■ EXERCISE DESCRIPTION ■
Go through the entries and transcribe each one exactly, dropping the pictures.

■ MATERIAL FOR THIS TASK ■
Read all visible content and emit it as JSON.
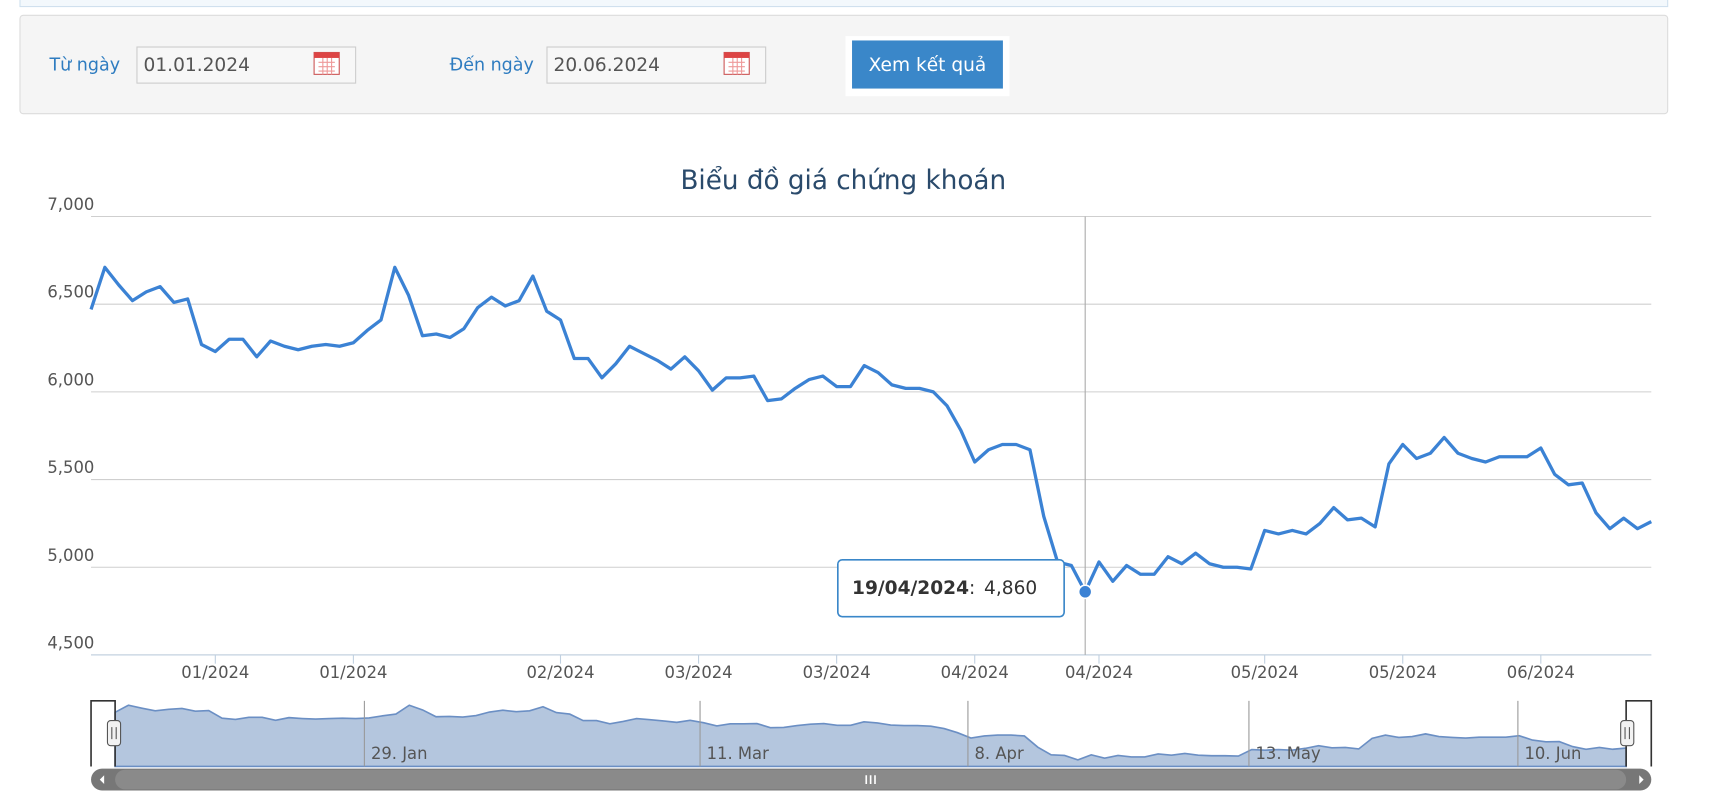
{
  "form": {
    "from_label": "Từ ngày",
    "from_value": "01.01.2024",
    "to_label": "Đến ngày",
    "to_value": "20.06.2024",
    "button": "Xem kết quả"
  },
  "chart_data": {
    "type": "line",
    "title": "Biểu đồ giá chứng khoán",
    "color": "#3b82d4",
    "grid": true,
    "categories": [
      null,
      null,
      null,
      null,
      null,
      null,
      null,
      null,
      null,
      "01/2024",
      null,
      null,
      null,
      null,
      null,
      null,
      null,
      null,
      null,
      "01/2024",
      null,
      null,
      null,
      null,
      null,
      null,
      null,
      null,
      null,
      null,
      null,
      null,
      null,
      null,
      "02/2024",
      null,
      null,
      null,
      null,
      null,
      null,
      null,
      null,
      null,
      "03/2024",
      null,
      null,
      null,
      null,
      null,
      null,
      null,
      null,
      null,
      "03/2024",
      null,
      null,
      null,
      null,
      null,
      null,
      null,
      null,
      null,
      "04/2024",
      null,
      null,
      null,
      null,
      null,
      null,
      null,
      null,
      "04/2024",
      null,
      null,
      null,
      null,
      null,
      null,
      null,
      null,
      null,
      null,
      null,
      "05/2024",
      null,
      null,
      null,
      null,
      null,
      null,
      null,
      null,
      null,
      "05/2024",
      null,
      null,
      null,
      null,
      null,
      null,
      null,
      null,
      null,
      "06/2024",
      null,
      null,
      null,
      null,
      null,
      null,
      null,
      null
    ],
    "values": [
      6470,
      6710,
      6610,
      6520,
      6570,
      6600,
      6510,
      6530,
      6270,
      6230,
      6300,
      6300,
      6200,
      6290,
      6260,
      6240,
      6260,
      6270,
      6260,
      6280,
      6350,
      6410,
      6710,
      6550,
      6320,
      6330,
      6310,
      6360,
      6480,
      6540,
      6490,
      6520,
      6660,
      6460,
      6410,
      6190,
      6190,
      6080,
      6160,
      6260,
      6220,
      6180,
      6130,
      6200,
      6120,
      6010,
      6080,
      6080,
      6090,
      5950,
      5960,
      6020,
      6070,
      6090,
      6030,
      6030,
      6150,
      6110,
      6040,
      6020,
      6020,
      6000,
      5920,
      5780,
      5600,
      5670,
      5700,
      5700,
      5670,
      5290,
      5030,
      5010,
      4860,
      5030,
      4920,
      5010,
      4960,
      4960,
      5060,
      5020,
      5080,
      5020,
      5000,
      5000,
      4990,
      5210,
      5190,
      5210,
      5190,
      5250,
      5340,
      5270,
      5280,
      5230,
      5590,
      5700,
      5620,
      5650,
      5740,
      5650,
      5620,
      5600,
      5630,
      5630,
      5630,
      5680,
      5530,
      5470,
      5480,
      5310,
      5220,
      5280,
      5220,
      5260
    ],
    "ylim": [
      4500,
      7000
    ],
    "yticks": [
      {
        "value": 4500,
        "label": "4,500"
      },
      {
        "value": 5000,
        "label": "5,000"
      },
      {
        "value": 5500,
        "label": "5,500"
      },
      {
        "value": 6000,
        "label": "6,000"
      },
      {
        "value": 6500,
        "label": "6,500"
      },
      {
        "value": 7000,
        "label": "7,000"
      }
    ],
    "tooltip": {
      "date": "19/04/2024",
      "separator": ":",
      "value": 4860,
      "value_label": "4,860"
    },
    "navigator": {
      "labels": [
        "29. Jan",
        "11. Mar",
        "8. Apr",
        "13. May",
        "10. Jun"
      ]
    }
  }
}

■ EXERCISE ANSWER ■
Read all visible content and emit it as JSON.
{
  "form": {
    "from_label": "Từ ngày",
    "from_value": "01.01.2024",
    "to_label": "Đến ngày",
    "to_value": "20.06.2024",
    "button": "Xem kết quả"
  },
  "chart_data": {
    "type": "line",
    "title": "Biểu đồ giá chứng khoán",
    "color": "#3b82d4",
    "grid": true,
    "categories": [
      null,
      null,
      null,
      null,
      null,
      null,
      null,
      null,
      null,
      "01/2024",
      null,
      null,
      null,
      null,
      null,
      null,
      null,
      null,
      null,
      "01/2024",
      null,
      null,
      null,
      null,
      null,
      null,
      null,
      null,
      null,
      null,
      null,
      null,
      null,
      null,
      "02/2024",
      null,
      null,
      null,
      null,
      null,
      null,
      null,
      null,
      null,
      "03/2024",
      null,
      null,
      null,
      null,
      null,
      null,
      null,
      null,
      null,
      "03/2024",
      null,
      null,
      null,
      null,
      null,
      null,
      null,
      null,
      null,
      "04/2024",
      null,
      null,
      null,
      null,
      null,
      null,
      null,
      null,
      "04/2024",
      null,
      null,
      null,
      null,
      null,
      null,
      null,
      null,
      null,
      null,
      null,
      "05/2024",
      null,
      null,
      null,
      null,
      null,
      null,
      null,
      null,
      null,
      "05/2024",
      null,
      null,
      null,
      null,
      null,
      null,
      null,
      null,
      null,
      "06/2024",
      null,
      null,
      null,
      null,
      null,
      null,
      null,
      null
    ],
    "values": [
      6470,
      6710,
      6610,
      6520,
      6570,
      6600,
      6510,
      6530,
      6270,
      6230,
      6300,
      6300,
      6200,
      6290,
      6260,
      6240,
      6260,
      6270,
      6260,
      6280,
      6350,
      6410,
      6710,
      6550,
      6320,
      6330,
      6310,
      6360,
      6480,
      6540,
      6490,
      6520,
      6660,
      6460,
      6410,
      6190,
      6190,
      6080,
      6160,
      6260,
      6220,
      6180,
      6130,
      6200,
      6120,
      6010,
      6080,
      6080,
      6090,
      5950,
      5960,
      6020,
      6070,
      6090,
      6030,
      6030,
      6150,
      6110,
      6040,
      6020,
      6020,
      6000,
      5920,
      5780,
      5600,
      5670,
      5700,
      5700,
      5670,
      5290,
      5030,
      5010,
      4860,
      5030,
      4920,
      5010,
      4960,
      4960,
      5060,
      5020,
      5080,
      5020,
      5000,
      5000,
      4990,
      5210,
      5190,
      5210,
      5190,
      5250,
      5340,
      5270,
      5280,
      5230,
      5590,
      5700,
      5620,
      5650,
      5740,
      5650,
      5620,
      5600,
      5630,
      5630,
      5630,
      5680,
      5530,
      5470,
      5480,
      5310,
      5220,
      5280,
      5220,
      5260
    ],
    "ylim": [
      4500,
      7000
    ],
    "yticks": [
      {
        "value": 4500,
        "label": "4,500"
      },
      {
        "value": 5000,
        "label": "5,000"
      },
      {
        "value": 5500,
        "label": "5,500"
      },
      {
        "value": 6000,
        "label": "6,000"
      },
      {
        "value": 6500,
        "label": "6,500"
      },
      {
        "value": 7000,
        "label": "7,000"
      }
    ],
    "tooltip": {
      "date": "19/04/2024",
      "separator": ":",
      "value": 4860,
      "value_label": "4,860"
    },
    "navigator": {
      "labels": [
        "29. Jan",
        "11. Mar",
        "8. Apr",
        "13. May",
        "10. Jun"
      ]
    }
  }
}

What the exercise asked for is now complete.